[TASK DESCRIPTION] Extract all lines that hold "none" from the records below.

[Figure record extracts]
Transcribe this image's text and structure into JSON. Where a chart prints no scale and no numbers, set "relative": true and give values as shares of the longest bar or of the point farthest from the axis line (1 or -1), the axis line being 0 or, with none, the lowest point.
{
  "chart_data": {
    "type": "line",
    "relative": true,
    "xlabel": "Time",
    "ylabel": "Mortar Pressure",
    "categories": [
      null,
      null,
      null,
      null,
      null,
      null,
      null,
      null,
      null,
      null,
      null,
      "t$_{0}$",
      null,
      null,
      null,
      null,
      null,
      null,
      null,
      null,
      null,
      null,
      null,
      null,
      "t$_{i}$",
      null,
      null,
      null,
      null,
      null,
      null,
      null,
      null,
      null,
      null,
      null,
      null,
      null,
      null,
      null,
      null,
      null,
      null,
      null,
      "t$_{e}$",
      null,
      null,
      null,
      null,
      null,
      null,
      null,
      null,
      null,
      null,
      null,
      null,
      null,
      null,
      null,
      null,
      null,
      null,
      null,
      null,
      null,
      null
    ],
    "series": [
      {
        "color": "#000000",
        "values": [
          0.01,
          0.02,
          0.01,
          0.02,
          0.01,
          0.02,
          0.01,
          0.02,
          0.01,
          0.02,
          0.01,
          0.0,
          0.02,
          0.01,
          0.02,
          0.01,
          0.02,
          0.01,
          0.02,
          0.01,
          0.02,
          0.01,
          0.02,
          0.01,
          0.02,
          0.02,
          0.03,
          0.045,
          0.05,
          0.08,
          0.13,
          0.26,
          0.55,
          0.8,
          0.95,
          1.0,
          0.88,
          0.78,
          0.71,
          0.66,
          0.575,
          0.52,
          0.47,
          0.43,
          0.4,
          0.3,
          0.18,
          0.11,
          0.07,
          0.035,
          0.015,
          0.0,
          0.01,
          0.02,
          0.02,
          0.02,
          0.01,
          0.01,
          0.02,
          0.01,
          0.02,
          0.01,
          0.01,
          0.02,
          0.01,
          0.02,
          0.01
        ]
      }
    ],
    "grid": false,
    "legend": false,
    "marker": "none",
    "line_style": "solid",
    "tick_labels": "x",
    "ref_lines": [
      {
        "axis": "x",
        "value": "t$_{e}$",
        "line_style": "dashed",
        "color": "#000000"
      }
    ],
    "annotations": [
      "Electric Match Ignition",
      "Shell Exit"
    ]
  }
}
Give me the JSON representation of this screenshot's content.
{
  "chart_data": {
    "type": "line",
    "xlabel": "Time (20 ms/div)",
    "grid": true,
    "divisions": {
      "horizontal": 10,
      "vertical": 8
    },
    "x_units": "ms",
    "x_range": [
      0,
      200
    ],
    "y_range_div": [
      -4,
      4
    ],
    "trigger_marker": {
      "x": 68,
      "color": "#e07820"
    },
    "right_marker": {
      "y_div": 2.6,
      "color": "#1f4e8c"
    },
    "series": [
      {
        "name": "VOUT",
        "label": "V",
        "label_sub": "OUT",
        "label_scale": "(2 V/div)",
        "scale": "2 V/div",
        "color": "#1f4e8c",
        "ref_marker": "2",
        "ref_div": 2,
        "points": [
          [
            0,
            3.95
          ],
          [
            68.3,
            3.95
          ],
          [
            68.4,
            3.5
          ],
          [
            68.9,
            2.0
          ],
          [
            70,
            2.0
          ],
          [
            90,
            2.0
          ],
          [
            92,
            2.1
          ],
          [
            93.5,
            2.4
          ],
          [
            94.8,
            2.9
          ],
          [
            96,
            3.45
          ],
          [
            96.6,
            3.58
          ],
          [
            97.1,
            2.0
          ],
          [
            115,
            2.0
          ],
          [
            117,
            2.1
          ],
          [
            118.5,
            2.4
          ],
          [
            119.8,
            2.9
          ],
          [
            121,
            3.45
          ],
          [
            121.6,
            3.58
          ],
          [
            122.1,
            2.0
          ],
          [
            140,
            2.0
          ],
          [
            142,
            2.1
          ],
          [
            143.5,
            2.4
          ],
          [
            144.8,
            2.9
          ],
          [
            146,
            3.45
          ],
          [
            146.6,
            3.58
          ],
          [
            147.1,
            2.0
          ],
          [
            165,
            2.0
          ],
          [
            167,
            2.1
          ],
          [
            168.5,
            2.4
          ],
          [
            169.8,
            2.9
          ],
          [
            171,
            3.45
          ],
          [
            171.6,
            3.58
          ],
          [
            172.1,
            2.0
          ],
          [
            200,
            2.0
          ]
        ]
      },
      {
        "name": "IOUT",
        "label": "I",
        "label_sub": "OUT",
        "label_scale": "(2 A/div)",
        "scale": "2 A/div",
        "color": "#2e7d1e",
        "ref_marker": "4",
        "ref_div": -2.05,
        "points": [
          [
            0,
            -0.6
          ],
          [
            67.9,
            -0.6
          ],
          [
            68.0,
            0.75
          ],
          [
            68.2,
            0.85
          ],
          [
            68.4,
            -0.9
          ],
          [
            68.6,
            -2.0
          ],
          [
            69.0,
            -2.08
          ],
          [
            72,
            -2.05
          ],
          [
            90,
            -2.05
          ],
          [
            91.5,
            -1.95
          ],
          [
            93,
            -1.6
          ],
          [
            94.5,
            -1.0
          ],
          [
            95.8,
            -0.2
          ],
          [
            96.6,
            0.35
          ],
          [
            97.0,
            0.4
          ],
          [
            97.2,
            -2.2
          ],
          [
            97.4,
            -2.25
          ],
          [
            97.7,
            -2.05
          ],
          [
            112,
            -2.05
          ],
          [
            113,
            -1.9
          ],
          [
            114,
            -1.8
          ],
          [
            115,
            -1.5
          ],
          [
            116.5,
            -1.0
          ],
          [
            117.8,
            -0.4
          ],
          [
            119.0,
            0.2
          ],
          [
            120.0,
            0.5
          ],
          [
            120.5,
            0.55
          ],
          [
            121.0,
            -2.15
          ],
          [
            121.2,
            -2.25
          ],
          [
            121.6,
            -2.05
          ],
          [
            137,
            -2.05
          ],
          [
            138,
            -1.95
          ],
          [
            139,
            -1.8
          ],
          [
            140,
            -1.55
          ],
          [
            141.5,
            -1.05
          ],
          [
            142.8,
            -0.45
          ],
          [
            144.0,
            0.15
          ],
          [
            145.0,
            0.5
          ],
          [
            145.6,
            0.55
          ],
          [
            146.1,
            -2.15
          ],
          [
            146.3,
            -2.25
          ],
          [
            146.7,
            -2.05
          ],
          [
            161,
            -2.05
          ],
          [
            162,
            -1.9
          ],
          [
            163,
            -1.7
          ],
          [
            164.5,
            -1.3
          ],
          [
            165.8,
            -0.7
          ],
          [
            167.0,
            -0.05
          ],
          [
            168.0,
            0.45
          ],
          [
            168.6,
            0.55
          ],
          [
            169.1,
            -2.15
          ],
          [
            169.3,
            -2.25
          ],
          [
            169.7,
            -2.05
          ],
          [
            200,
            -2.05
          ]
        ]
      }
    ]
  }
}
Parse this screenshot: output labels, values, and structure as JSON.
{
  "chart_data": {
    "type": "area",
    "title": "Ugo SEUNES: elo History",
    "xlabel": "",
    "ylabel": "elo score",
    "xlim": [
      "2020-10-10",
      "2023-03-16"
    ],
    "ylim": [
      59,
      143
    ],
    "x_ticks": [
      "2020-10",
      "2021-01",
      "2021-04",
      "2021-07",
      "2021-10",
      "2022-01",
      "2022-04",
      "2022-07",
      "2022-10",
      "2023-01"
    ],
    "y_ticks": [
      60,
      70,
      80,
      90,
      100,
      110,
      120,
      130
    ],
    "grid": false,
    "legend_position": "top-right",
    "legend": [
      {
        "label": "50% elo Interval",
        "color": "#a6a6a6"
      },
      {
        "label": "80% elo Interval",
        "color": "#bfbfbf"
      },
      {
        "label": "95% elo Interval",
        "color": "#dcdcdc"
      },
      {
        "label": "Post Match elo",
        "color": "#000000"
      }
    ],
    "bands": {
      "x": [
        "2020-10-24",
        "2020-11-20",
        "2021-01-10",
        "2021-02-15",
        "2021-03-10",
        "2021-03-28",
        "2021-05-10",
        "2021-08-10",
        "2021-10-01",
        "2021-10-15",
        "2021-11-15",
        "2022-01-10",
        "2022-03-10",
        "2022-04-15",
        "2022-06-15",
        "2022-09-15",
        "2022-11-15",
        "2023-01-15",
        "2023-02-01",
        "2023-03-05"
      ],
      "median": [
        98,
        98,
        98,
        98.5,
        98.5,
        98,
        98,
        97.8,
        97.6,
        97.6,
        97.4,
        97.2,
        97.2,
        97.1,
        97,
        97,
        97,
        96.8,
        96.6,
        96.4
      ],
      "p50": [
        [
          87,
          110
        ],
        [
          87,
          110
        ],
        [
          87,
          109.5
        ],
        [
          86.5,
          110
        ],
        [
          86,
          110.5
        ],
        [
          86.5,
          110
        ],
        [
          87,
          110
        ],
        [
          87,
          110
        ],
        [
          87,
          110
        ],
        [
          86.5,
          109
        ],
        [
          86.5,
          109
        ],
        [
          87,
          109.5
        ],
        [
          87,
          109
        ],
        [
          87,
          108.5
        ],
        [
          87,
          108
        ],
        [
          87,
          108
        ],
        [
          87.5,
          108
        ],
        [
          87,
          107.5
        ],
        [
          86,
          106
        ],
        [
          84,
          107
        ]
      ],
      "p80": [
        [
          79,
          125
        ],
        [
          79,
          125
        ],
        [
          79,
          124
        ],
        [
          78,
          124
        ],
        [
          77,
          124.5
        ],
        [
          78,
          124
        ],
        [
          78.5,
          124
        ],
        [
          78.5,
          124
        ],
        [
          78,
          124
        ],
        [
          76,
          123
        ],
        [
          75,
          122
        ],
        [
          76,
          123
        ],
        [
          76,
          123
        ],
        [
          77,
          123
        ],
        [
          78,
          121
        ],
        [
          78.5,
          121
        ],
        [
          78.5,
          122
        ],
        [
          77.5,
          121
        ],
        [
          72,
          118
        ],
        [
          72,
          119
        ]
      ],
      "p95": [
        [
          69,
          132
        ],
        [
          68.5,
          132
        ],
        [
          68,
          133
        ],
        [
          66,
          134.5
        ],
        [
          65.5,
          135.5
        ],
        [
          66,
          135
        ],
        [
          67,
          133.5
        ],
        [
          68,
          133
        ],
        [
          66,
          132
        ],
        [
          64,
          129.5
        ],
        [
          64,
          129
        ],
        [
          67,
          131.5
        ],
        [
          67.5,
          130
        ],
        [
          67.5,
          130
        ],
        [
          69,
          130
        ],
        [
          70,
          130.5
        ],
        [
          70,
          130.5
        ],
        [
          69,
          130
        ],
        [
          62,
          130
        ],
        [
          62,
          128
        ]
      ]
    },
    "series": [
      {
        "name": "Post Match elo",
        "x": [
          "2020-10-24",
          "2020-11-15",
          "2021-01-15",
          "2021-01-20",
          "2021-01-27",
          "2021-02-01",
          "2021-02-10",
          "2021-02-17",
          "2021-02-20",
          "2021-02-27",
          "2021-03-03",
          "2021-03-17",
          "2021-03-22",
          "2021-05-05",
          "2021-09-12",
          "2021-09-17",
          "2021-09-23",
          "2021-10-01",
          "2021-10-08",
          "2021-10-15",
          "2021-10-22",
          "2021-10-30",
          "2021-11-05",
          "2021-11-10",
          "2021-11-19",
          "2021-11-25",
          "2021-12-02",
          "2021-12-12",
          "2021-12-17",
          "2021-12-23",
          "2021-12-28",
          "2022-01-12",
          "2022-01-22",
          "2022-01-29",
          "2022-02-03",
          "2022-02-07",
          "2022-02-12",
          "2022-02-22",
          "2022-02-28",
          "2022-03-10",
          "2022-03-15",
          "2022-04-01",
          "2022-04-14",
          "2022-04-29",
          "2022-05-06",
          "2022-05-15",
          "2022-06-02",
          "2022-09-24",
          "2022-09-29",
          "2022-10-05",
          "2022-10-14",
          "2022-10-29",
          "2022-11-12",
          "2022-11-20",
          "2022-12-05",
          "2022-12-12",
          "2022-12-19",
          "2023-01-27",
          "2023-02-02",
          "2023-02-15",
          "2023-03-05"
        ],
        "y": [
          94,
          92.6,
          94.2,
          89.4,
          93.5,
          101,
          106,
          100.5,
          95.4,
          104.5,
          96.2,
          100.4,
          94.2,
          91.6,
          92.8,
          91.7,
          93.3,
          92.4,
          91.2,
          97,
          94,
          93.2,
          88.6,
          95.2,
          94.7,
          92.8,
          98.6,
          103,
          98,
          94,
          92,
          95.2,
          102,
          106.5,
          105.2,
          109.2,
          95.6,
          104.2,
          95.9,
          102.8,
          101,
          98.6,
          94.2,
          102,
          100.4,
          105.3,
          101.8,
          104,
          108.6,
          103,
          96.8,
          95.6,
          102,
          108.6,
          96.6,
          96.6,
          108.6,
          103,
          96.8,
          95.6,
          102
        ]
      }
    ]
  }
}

[EXERCISE RESPONSE]
Transcribe this image's text and structure into JSON. Where a chart prints no scale and no numbers, set "relative": true and give values as shares of the longest bar or of the point farthest from the axis line (1 or -1), the axis line being 0 or, with none, the lowest point.
    "marker": "none",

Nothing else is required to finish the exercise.